Set task:
Copy each line below that contains "privacy".

Stored data:
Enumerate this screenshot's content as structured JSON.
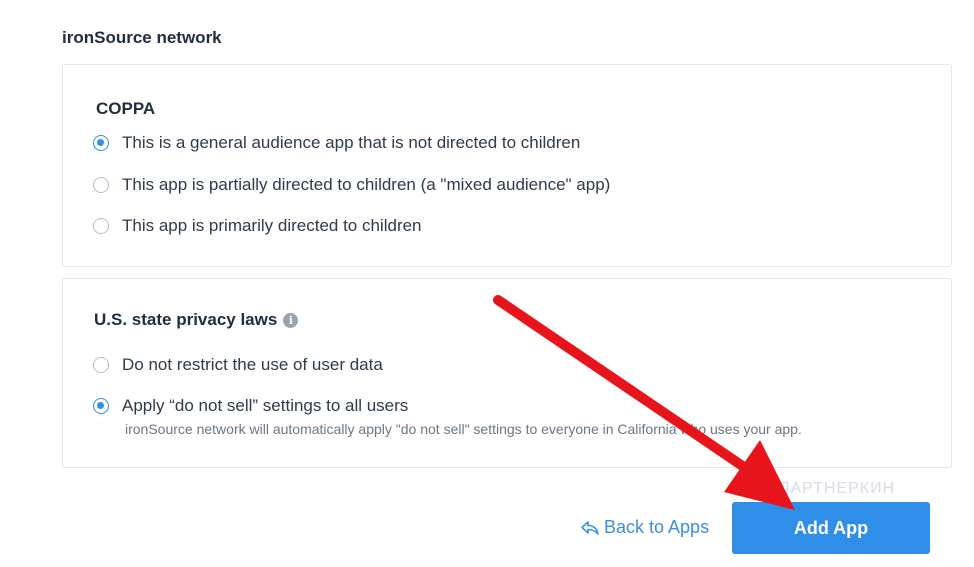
{
  "network_title": "ironSource network",
  "coppa": {
    "heading": "COPPA",
    "options": [
      {
        "label": "This is a general audience app that is not directed to children",
        "checked": true
      },
      {
        "label": "This app is partially directed to children (a \"mixed audience\" app)",
        "checked": false
      },
      {
        "label": "This app is primarily directed to children",
        "checked": false
      }
    ]
  },
  "privacy": {
    "heading": "U.S. state privacy laws",
    "info_icon": "info-icon",
    "options": [
      {
        "label": "Do not restrict the use of user data",
        "checked": false
      },
      {
        "label": "Apply “do not sell” settings to all users",
        "checked": true
      }
    ],
    "hint": "ironSource network will automatically apply \"do not sell\" settings to everyone in California who uses your app."
  },
  "footer": {
    "back_label": "Back to Apps",
    "back_icon": "back-arrow-icon",
    "add_label": "Add App"
  },
  "watermark": "ПАРТНЕРКИН",
  "colors": {
    "accent": "#2f8fe8",
    "annotation_arrow": "#e8141b"
  }
}
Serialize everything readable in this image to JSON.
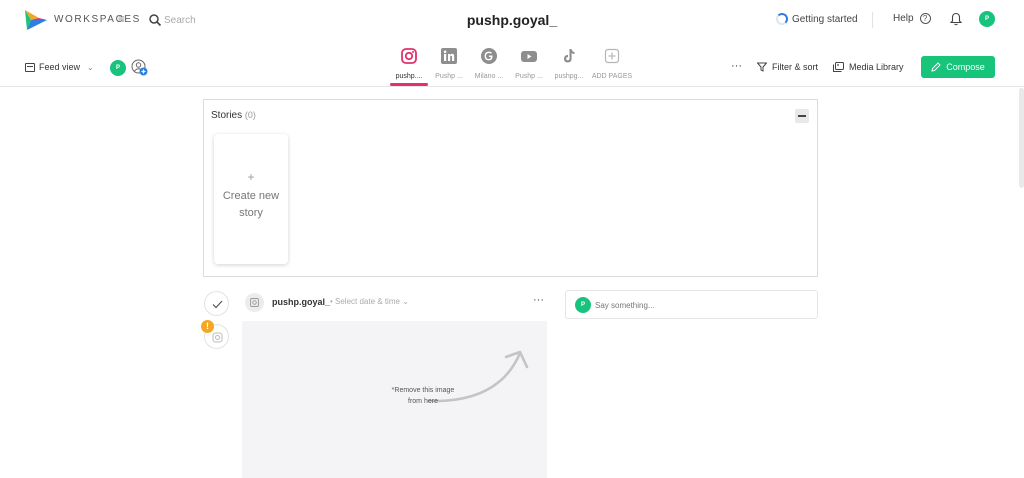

Solution for this exercise:
  "privacy": {
    "heading": "U.S. state privacy laws",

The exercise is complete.